◆ EXERCISE DIRECTIONS
Render every line of the items below as a numbered list, omitting blank lines and leaving the pictures out.

## BEGIN

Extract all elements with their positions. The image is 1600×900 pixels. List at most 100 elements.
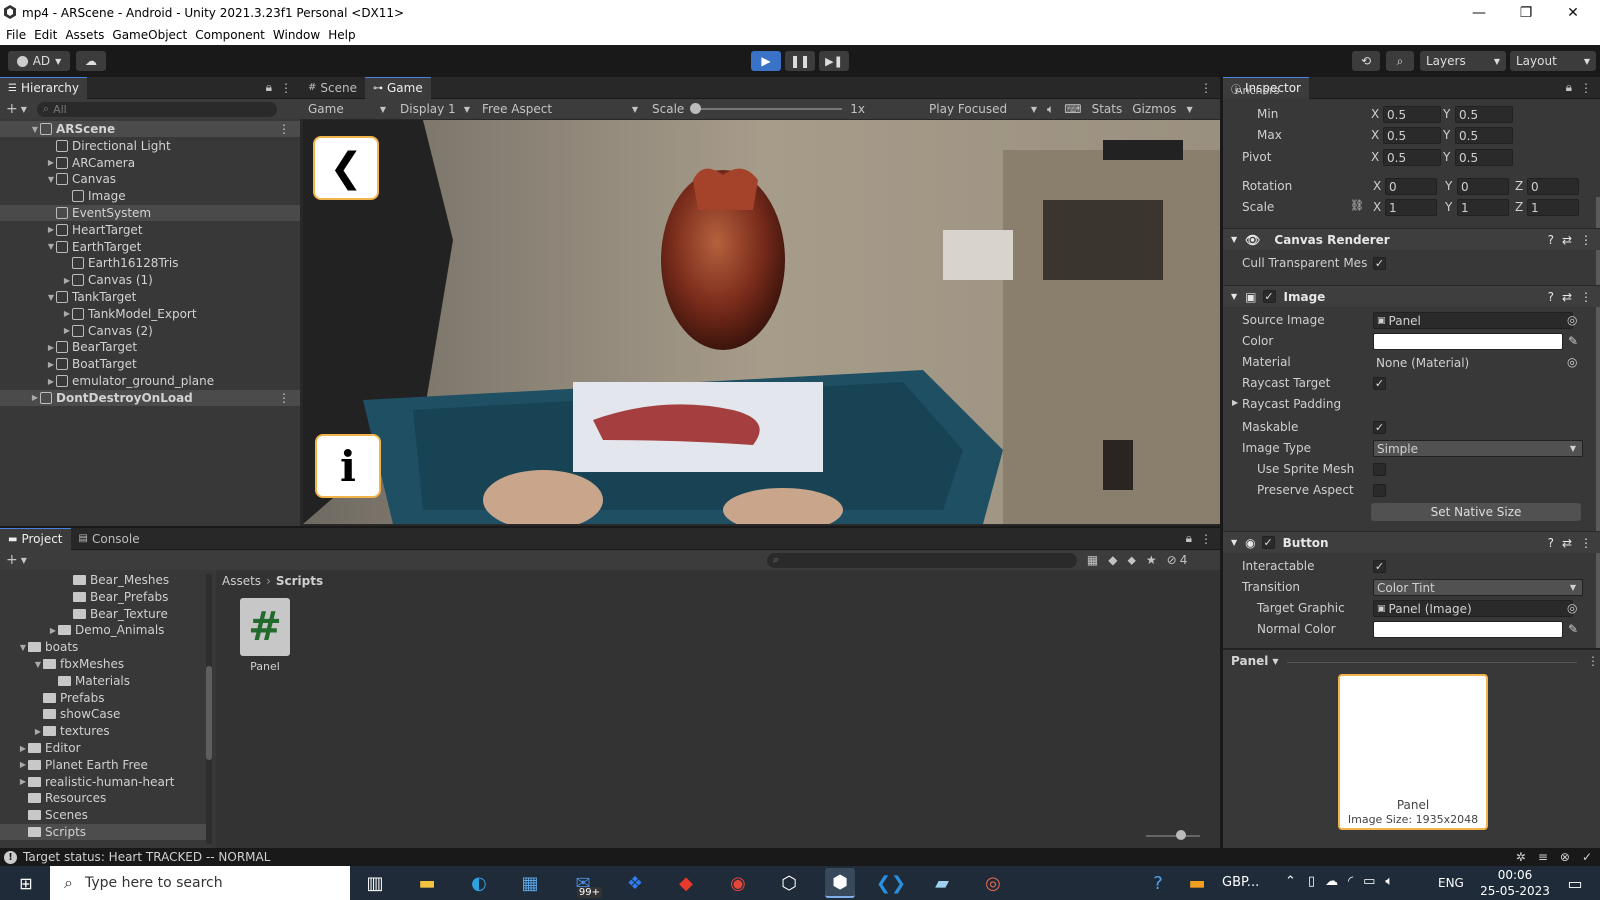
anchor-max-y-field[interactable]: 0.5 <box>1455 127 1513 144</box>
image-component-header[interactable]: ▼ ▣ ✓ Image ? ⇄ ⋮ <box>1223 285 1600 307</box>
asset-name[interactable]: Panel <box>236 660 294 673</box>
scale-x-field[interactable]: 1 <box>1385 199 1437 216</box>
task-view-button[interactable]: ▥ <box>360 868 390 898</box>
hierarchy-item[interactable]: ▼ EarthTarget <box>0 239 300 255</box>
raycast-target-checkbox[interactable]: ✓ <box>1373 377 1386 390</box>
help-icon[interactable]: ? <box>1548 290 1554 304</box>
scale-y-field[interactable]: 1 <box>1457 199 1509 216</box>
anydesk-button[interactable]: ◆ <box>671 868 701 898</box>
store-button[interactable]: ▦ <box>515 868 545 898</box>
chevron-right-icon[interactable]: ▶ <box>46 225 56 234</box>
currency-widget-button[interactable]: ▬ <box>1182 868 1212 898</box>
layers-dropdown[interactable]: Layers ▼ <box>1420 51 1506 71</box>
keyboard-icon[interactable]: ⌨ <box>1064 102 1081 116</box>
help-icon[interactable]: ? <box>1548 233 1554 247</box>
folder-item[interactable]: ▶ Planet Earth Free <box>0 757 206 773</box>
chevron-up-icon[interactable]: ⌃ <box>1285 874 1296 889</box>
pivot-y-field[interactable]: 0.5 <box>1455 149 1513 166</box>
vscode-button[interactable]: ❮❯ <box>876 868 906 898</box>
battery-icon[interactable]: ▭ <box>1363 874 1375 889</box>
hierarchy-item[interactable]: ▼ Canvas <box>0 171 300 187</box>
chevron-right-icon[interactable]: ▶ <box>46 343 56 352</box>
preset-icon[interactable]: ⇄ <box>1562 536 1572 550</box>
help-icon[interactable]: ? <box>1548 536 1554 550</box>
project-search-input[interactable]: ⌕ <box>766 552 1077 568</box>
image-type-dropdown[interactable]: Simple ▼ <box>1373 440 1583 457</box>
chevron-down-icon[interactable]: ▼ <box>18 643 28 652</box>
preset-icon[interactable]: ⇄ <box>1562 233 1572 247</box>
scale-slider[interactable] <box>690 103 843 114</box>
anchor-max-x-field[interactable]: 0.5 <box>1383 127 1441 144</box>
play-mode-select[interactable]: Play Focused ▼ <box>925 102 1041 116</box>
rotation-z-field[interactable]: 0 <box>1527 178 1579 195</box>
edge-button[interactable]: ◐ <box>464 868 494 898</box>
chevron-right-icon[interactable]: ▶ <box>46 158 56 167</box>
sprite-mesh-checkbox[interactable] <box>1373 463 1386 476</box>
cloud-button[interactable]: ☁ <box>76 51 106 71</box>
windows-start-button[interactable]: ⊞ <box>8 868 44 898</box>
more-icon[interactable]: ⋮ <box>1580 290 1592 304</box>
folder-item[interactable]: ▶ textures <box>0 723 206 739</box>
aspect-select[interactable]: Free Aspect ▼ <box>476 102 644 116</box>
notifications-button[interactable]: ▭ <box>1560 868 1590 898</box>
add-icon[interactable]: + <box>6 101 18 117</box>
hierarchy-item[interactable]: ▶ DontDestroyOnLoad ⋮ <box>0 389 300 406</box>
link-icon[interactable]: ⛓ <box>1350 199 1364 212</box>
unity-editor-button[interactable]: ⬢ <box>825 868 855 898</box>
game-view[interactable]: ❮ i <box>303 120 1220 524</box>
hierarchy-search-input[interactable]: ⌕ All <box>36 101 277 117</box>
hierarchy-item[interactable]: ▶ emulator_ground_plane <box>0 373 300 389</box>
tag-icon[interactable]: ⬥ <box>1127 553 1135 568</box>
help-tray-button[interactable]: ? <box>1143 868 1173 898</box>
more-icon[interactable]: ⋮ <box>1580 536 1592 550</box>
color-swatch[interactable] <box>1373 333 1563 350</box>
pivot-x-field[interactable]: 0.5 <box>1383 149 1441 166</box>
folder-item[interactable]: ▼ boats <box>0 639 206 655</box>
menu-file[interactable]: File <box>6 28 26 42</box>
chevron-right-icon[interactable]: ▶ <box>33 727 43 736</box>
history-button[interactable]: ⟲ <box>1352 51 1380 71</box>
step-button[interactable]: ▶❚ <box>819 51 849 71</box>
raycast-padding-row[interactable]: ▶ Raycast Padding <box>1223 395 1600 415</box>
notepad-button[interactable]: ▰ <box>927 868 957 898</box>
chevron-right-icon[interactable]: ▶ <box>62 326 72 335</box>
volume-icon[interactable]: 🔈︎ <box>1385 874 1393 889</box>
menu-edit[interactable]: Edit <box>34 28 57 42</box>
layout-dropdown[interactable]: Layout ▼ <box>1510 51 1596 71</box>
minimize-button[interactable]: — <box>1456 0 1502 25</box>
chevron-down-icon[interactable]: ▼ <box>30 125 40 134</box>
menu-help[interactable]: Help <box>328 28 355 42</box>
rotation-y-field[interactable]: 0 <box>1457 178 1509 195</box>
media-player-button[interactable]: ◎ <box>978 868 1008 898</box>
anchor-min-y-field[interactable]: 0.5 <box>1455 106 1513 123</box>
bug-icon[interactable]: ✲ <box>1516 850 1526 864</box>
chevron-right-icon[interactable]: ▶ <box>30 393 40 402</box>
button-enabled-checkbox[interactable]: ✓ <box>1261 536 1275 549</box>
tab-project[interactable]: ▬ Project <box>0 527 71 550</box>
hierarchy-item[interactable]: Directional Light <box>0 138 300 154</box>
info-ui-button[interactable]: i <box>315 434 381 498</box>
target-graphic-field[interactable]: ▣ Panel (Image) <box>1373 600 1573 617</box>
folder-item[interactable]: ▶ realistic-human-heart <box>0 774 206 790</box>
check-circle-icon[interactable]: ✓ <box>1582 850 1592 864</box>
chevron-right-icon[interactable]: ▶ <box>62 309 72 318</box>
hierarchy-item[interactable]: ▶ Canvas (2) <box>0 323 300 339</box>
chevron-down-icon[interactable]: ▼ <box>33 660 43 669</box>
object-picker-icon[interactable]: ◎ <box>1567 601 1577 615</box>
play-button[interactable]: ▶ <box>751 51 781 71</box>
preserve-aspect-checkbox[interactable] <box>1373 484 1386 497</box>
chevron-right-icon[interactable]: ▶ <box>48 626 58 635</box>
add-icon[interactable]: + <box>6 552 18 568</box>
hierarchy-item[interactable]: ▶ HeartTarget <box>0 222 300 238</box>
chevron-down-icon[interactable]: ▼ <box>46 293 56 302</box>
pause-button[interactable]: ❚❚ <box>785 51 815 71</box>
wifi-icon[interactable]: ◜ <box>1348 874 1353 889</box>
more-icon[interactable]: ⋮ <box>1200 81 1212 95</box>
chevron-down-icon[interactable]: ▼ <box>46 175 56 184</box>
set-native-size-button[interactable]: Set Native Size <box>1371 503 1581 521</box>
hierarchy-item[interactable]: Earth16128Tris <box>0 255 300 271</box>
filter-type-icon[interactable]: ▦ <box>1087 553 1098 567</box>
lock-icon[interactable]: 🔒︎ <box>1186 531 1192 546</box>
status-text[interactable]: Target status: Heart TRACKED -- NORMAL <box>23 850 270 864</box>
menu-component[interactable]: Component <box>195 28 265 42</box>
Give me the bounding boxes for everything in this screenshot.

## END

◆ FULL ANSWER
1. Extract all elements with their positions. The image is 1600×900 pixels. List at most 100 elements.
2. anchor-max-y-field[interactable]: 0.5 <box>1455 127 1513 144</box>
3. image-component-header[interactable]: ▼ ▣ ✓ Image ? ⇄ ⋮ <box>1223 285 1600 307</box>
4. asset-name[interactable]: Panel <box>236 660 294 673</box>
5. scale-x-field[interactable]: 1 <box>1385 199 1437 216</box>
6. task-view-button[interactable]: ▥ <box>360 868 390 898</box>
7. hierarchy-item[interactable]: ▼ EarthTarget <box>0 239 300 255</box>
8. raycast-target-checkbox[interactable]: ✓ <box>1373 377 1386 390</box>
9. help-icon[interactable]: ? <box>1548 290 1554 304</box>
10. scale-y-field[interactable]: 1 <box>1457 199 1509 216</box>
11. anydesk-button[interactable]: ◆ <box>671 868 701 898</box>
12. store-button[interactable]: ▦ <box>515 868 545 898</box>
13. chevron-right-icon[interactable]: ▶ <box>46 225 56 234</box>
14. currency-widget-button[interactable]: ▬ <box>1182 868 1212 898</box>
15. layers-dropdown[interactable]: Layers ▼ <box>1420 51 1506 71</box>
16. keyboard-icon[interactable]: ⌨ <box>1064 102 1081 116</box>
17. help-icon[interactable]: ? <box>1548 233 1554 247</box>
18. folder-item[interactable]: ▶ Planet Earth Free <box>0 757 206 773</box>
19. chevron-up-icon[interactable]: ⌃ <box>1285 874 1296 889</box>
20. pivot-y-field[interactable]: 0.5 <box>1455 149 1513 166</box>
21. vscode-button[interactable]: ❮❯ <box>876 868 906 898</box>
22. battery-icon[interactable]: ▭ <box>1363 874 1375 889</box>
23. hierarchy-item[interactable]: ▼ Canvas <box>0 171 300 187</box>
24. chevron-right-icon[interactable]: ▶ <box>46 343 56 352</box>
25. preset-icon[interactable]: ⇄ <box>1562 536 1572 550</box>
26. help-icon[interactable]: ? <box>1548 536 1554 550</box>
27. project-search-input[interactable]: ⌕ <box>766 552 1077 568</box>
28. image-type-dropdown[interactable]: Simple ▼ <box>1373 440 1583 457</box>
29. chevron-down-icon[interactable]: ▼ <box>18 643 28 652</box>
30. preset-icon[interactable]: ⇄ <box>1562 233 1572 247</box>
31. scale-slider[interactable] <box>690 103 843 114</box>
32. anchor-max-x-field[interactable]: 0.5 <box>1383 127 1441 144</box>
33. play-mode-select[interactable]: Play Focused ▼ <box>925 102 1041 116</box>
34. rotation-z-field[interactable]: 0 <box>1527 178 1579 195</box>
35. edge-button[interactable]: ◐ <box>464 868 494 898</box>
36. chevron-right-icon[interactable]: ▶ <box>46 158 56 167</box>
37. sprite-mesh-checkbox[interactable] <box>1373 463 1386 476</box>
38. cloud-button[interactable]: ☁ <box>76 51 106 71</box>
39. windows-start-button[interactable]: ⊞ <box>8 868 44 898</box>
40. more-icon[interactable]: ⋮ <box>1580 290 1592 304</box>
41. folder-item[interactable]: ▶ textures <box>0 723 206 739</box>
42. aspect-select[interactable]: Free Aspect ▼ <box>476 102 644 116</box>
43. notifications-button[interactable]: ▭ <box>1560 868 1590 898</box>
44. add-icon[interactable]: + <box>6 101 18 117</box>
45. hierarchy-item[interactable]: ▶ DontDestroyOnLoad ⋮ <box>0 389 300 406</box>
46. link-icon[interactable]: ⛓ <box>1350 199 1364 212</box>
47. unity-editor-button[interactable]: ⬢ <box>825 868 855 898</box>
48. game-view[interactable]: ❮ i <box>303 120 1220 524</box>
49. hierarchy-search-input[interactable]: ⌕ All <box>36 101 277 117</box>
50. hierarchy-item[interactable]: ▶ emulator_ground_plane <box>0 373 300 389</box>
51. tag-icon[interactable]: ⬥ <box>1127 553 1135 568</box>
52. help-tray-button[interactable]: ? <box>1143 868 1173 898</box>
53. more-icon[interactable]: ⋮ <box>1580 536 1592 550</box>
54. color-swatch[interactable] <box>1373 333 1563 350</box>
55. pivot-x-field[interactable]: 0.5 <box>1383 149 1441 166</box>
56. folder-item[interactable]: ▼ boats <box>0 639 206 655</box>
57. menu-file[interactable]: File <box>6 28 26 42</box>
58. chevron-right-icon[interactable]: ▶ <box>33 727 43 736</box>
59. history-button[interactable]: ⟲ <box>1352 51 1380 71</box>
60. step-button[interactable]: ▶❚ <box>819 51 849 71</box>
61. raycast-padding-row[interactable]: ▶ Raycast Padding <box>1223 395 1600 415</box>
62. notepad-button[interactable]: ▰ <box>927 868 957 898</box>
63. chevron-right-icon[interactable]: ▶ <box>62 326 72 335</box>
64. volume-icon[interactable]: 🔈︎ <box>1385 874 1393 889</box>
65. menu-edit[interactable]: Edit <box>34 28 57 42</box>
66. layout-dropdown[interactable]: Layout ▼ <box>1510 51 1596 71</box>
67. minimize-button[interactable]: — <box>1456 0 1502 25</box>
68. chevron-down-icon[interactable]: ▼ <box>30 125 40 134</box>
69. menu-help[interactable]: Help <box>328 28 355 42</box>
70. rotation-y-field[interactable]: 0 <box>1457 178 1509 195</box>
71. media-player-button[interactable]: ◎ <box>978 868 1008 898</box>
72. anchor-min-y-field[interactable]: 0.5 <box>1455 106 1513 123</box>
73. bug-icon[interactable]: ✲ <box>1516 850 1526 864</box>
74. chevron-right-icon[interactable]: ▶ <box>30 393 40 402</box>
75. button-enabled-checkbox[interactable]: ✓ <box>1261 536 1275 549</box>
76. tab-project[interactable]: ▬ Project <box>0 527 71 550</box>
77. hierarchy-item[interactable]: Directional Light <box>0 138 300 154</box>
78. info-ui-button[interactable]: i <box>315 434 381 498</box>
79. target-graphic-field[interactable]: ▣ Panel (Image) <box>1373 600 1573 617</box>
80. folder-item[interactable]: ▶ realistic-human-heart <box>0 774 206 790</box>
81. check-circle-icon[interactable]: ✓ <box>1582 850 1592 864</box>
82. chevron-right-icon[interactable]: ▶ <box>62 309 72 318</box>
83. hierarchy-item[interactable]: ▶ Canvas (2) <box>0 323 300 339</box>
84. chevron-down-icon[interactable]: ▼ <box>33 660 43 669</box>
85. object-picker-icon[interactable]: ◎ <box>1567 601 1577 615</box>
86. play-button[interactable]: ▶ <box>751 51 781 71</box>
87. preserve-aspect-checkbox[interactable] <box>1373 484 1386 497</box>
88. chevron-right-icon[interactable]: ▶ <box>48 626 58 635</box>
89. add-icon[interactable]: + <box>6 552 18 568</box>
90. hierarchy-item[interactable]: ▶ HeartTarget <box>0 222 300 238</box>
91. chevron-down-icon[interactable]: ▼ <box>46 293 56 302</box>
92. pause-button[interactable]: ❚❚ <box>785 51 815 71</box>
93. wifi-icon[interactable]: ◜ <box>1348 874 1353 889</box>
94. more-icon[interactable]: ⋮ <box>1200 81 1212 95</box>
95. chevron-down-icon[interactable]: ▼ <box>46 175 56 184</box>
96. set-native-size-button[interactable]: Set Native Size <box>1371 503 1581 521</box>
97. hierarchy-item[interactable]: Earth16128Tris <box>0 255 300 271</box>
98. filter-type-icon[interactable]: ▦ <box>1087 553 1098 567</box>
99. lock-icon[interactable]: 🔒︎ <box>1186 531 1192 546</box>
100. status-text[interactable]: Target status: Heart TRACKED -- NORMAL <box>23 850 270 864</box>
101. menu-component[interactable]: Component <box>195 28 265 42</box>
102. Give me the bounding boxes for everything in this screenshot.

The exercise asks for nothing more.